**** GIVEN RECORDS

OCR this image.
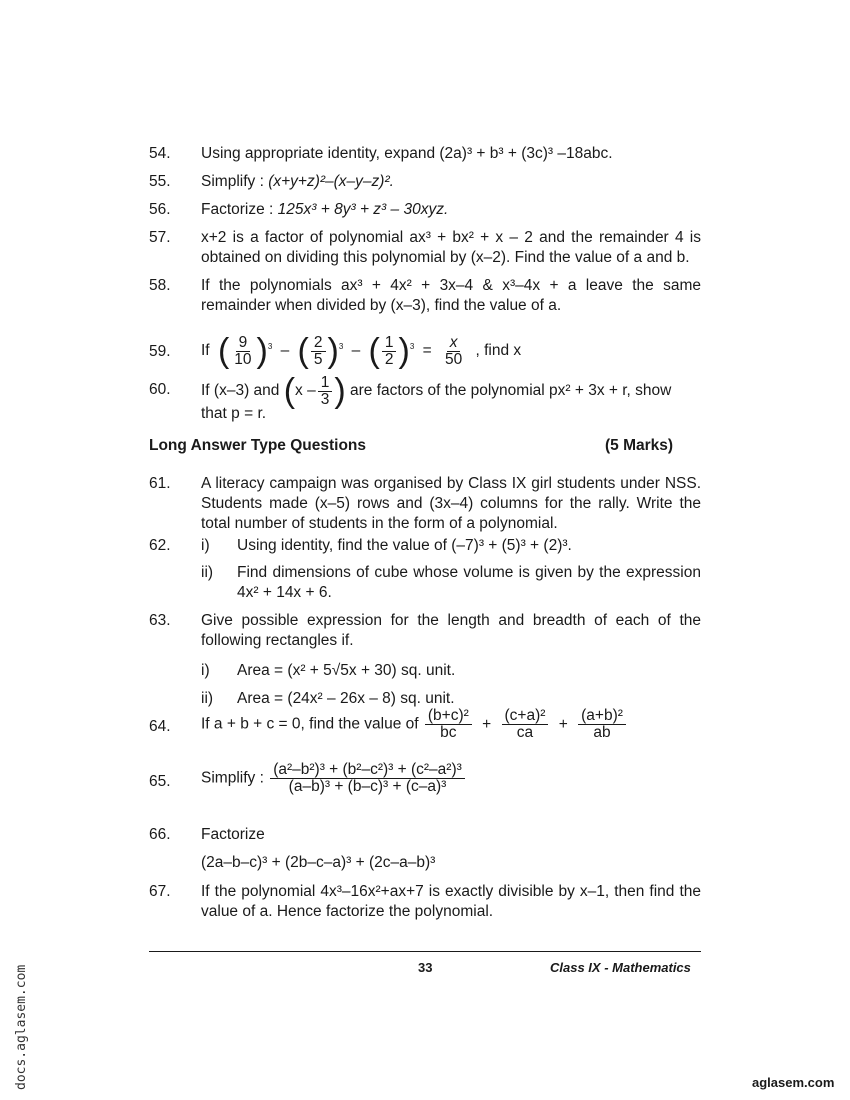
54. Using appropriate identity, expand (2a)³ + b³ + (3c)³ –18abc.
55. Simplify : (x+y+z)²–(x–y–z)².
56. Factorize : 125x³ + 8y³ + z³ – 30xyz.
57. x+2 is a factor of polynomial ax³ + bx² + x – 2 and the remainder 4 is obtained on dividing this polynomial by (x–2). Find the value of a and b.
58. If the polynomials ax³ + 4x² + 3x–4 & x³–4x + a leave the same remainder when divided by (x–3), find the value of a.
59. If ( $\frac{9}{10} )^3$ – ( $\frac{2}{5} )^3$ – ( $\frac{1}{2} )^3 = \frac{x}{50}$ , find x
60. If (x–3) and ($x - \frac{1}{3}$ ) are factors of the polynomial px² + 3x + r, show
that p = r.
Long Answer Type Questions	(5 Marks)
61. A literacy campaign was organised by Class IX girl students under NSS. Students made (x–5) rows and (3x–4) columns for the rally. Write the total number of students in the form of a polynomial.
62. i) Using identity, find the value of (–7)³ + (5)³ + (2)³.
ii) Find dimensions of cube whose volume is given by the expression 4x² + 14x + 6.
63. Give possible expression for the length and breadth of each of the following rectangles if.
i) Area = (x² + 5√5x + 30) sq. unit.
ii) Area = (24x² – 26x – 8) sq. unit.
64. If a + b + c = 0, find the value of $\frac{\text{(b+c)²}}{bc} + \frac{\text{(c+a)²}}{ca} + \frac{\text{(a+b)²}}{ab}$
65. Simplify : $\frac{\text{(a²–b²)³ + (b²–c²)³ + (c²–a²)³}}{\text{(a–b)³ + (b–c)³ + (c–a)³}}$
66. Factorize
(2a–b–c)³ + (2b–c–a)³ + (2c–a–b)³
67. If the polynomial 4x³–16x²+ax+7 is exactly divisible by x–1, then find the value of a. Hence factorize the polynomial.
33	Class IX - Mathematics
docs.aglasem.com	aglasem.com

********

_WHAT YOU NEED TO DO_
Transcribe the records verbatim and omit the images.

_PROBLEM SOLUTION_
OCR this image.
54. Using appropriate identity, expand (2a)³ + b³ + (3c)³ –18abc.
55. Simplify : (x+y+z)²–(x–y–z)².
56. Factorize : 125x³ + 8y³ + z³ – 30xyz.
57. x+2 is a factor of polynomial ax³ + bx² + x – 2 and the remainder 4 is obtained on dividing this polynomial by (x–2). Find the value of a and b.
58. If the polynomials ax³ + 4x² + 3x–4 & x³–4x + a leave the same remainder when divided by (x–3), find the value of a.
59. If ( $\frac{9}{10} )^3$ – ( $\frac{2}{5} )^3$ – ( $\frac{1}{2} )^3 = \frac{x}{50}$ , find x
60. If (x–3) and ($x - \frac{1}{3}$ ) are factors of the polynomial px² + 3x + r, show
that p = r.
Long Answer Type Questions	(5 Marks)
61. A literacy campaign was organised by Class IX girl students under NSS. Students made (x–5) rows and (3x–4) columns for the rally. Write the total number of students in the form of a polynomial.
62. i) Using identity, find the value of (–7)³ + (5)³ + (2)³.
ii) Find dimensions of cube whose volume is given by the expression 4x² + 14x + 6.
63. Give possible expression for the length and breadth of each of the following rectangles if.
i) Area = (x² + 5√5x + 30) sq. unit.
ii) Area = (24x² – 26x – 8) sq. unit.
64. If a + b + c = 0, find the value of $\frac{\text{(b+c)²}}{bc} + \frac{\text{(c+a)²}}{ca} + \frac{\text{(a+b)²}}{ab}$
65. Simplify : $\frac{\text{(a²–b²)³ + (b²–c²)³ + (c²–a²)³}}{\text{(a–b)³ + (b–c)³ + (c–a)³}}$
66. Factorize
(2a–b–c)³ + (2b–c–a)³ + (2c–a–b)³
67. If the polynomial 4x³–16x²+ax+7 is exactly divisible by x–1, then find the value of a. Hence factorize the polynomial.
33	Class IX - Mathematics
docs.aglasem.com	aglasem.com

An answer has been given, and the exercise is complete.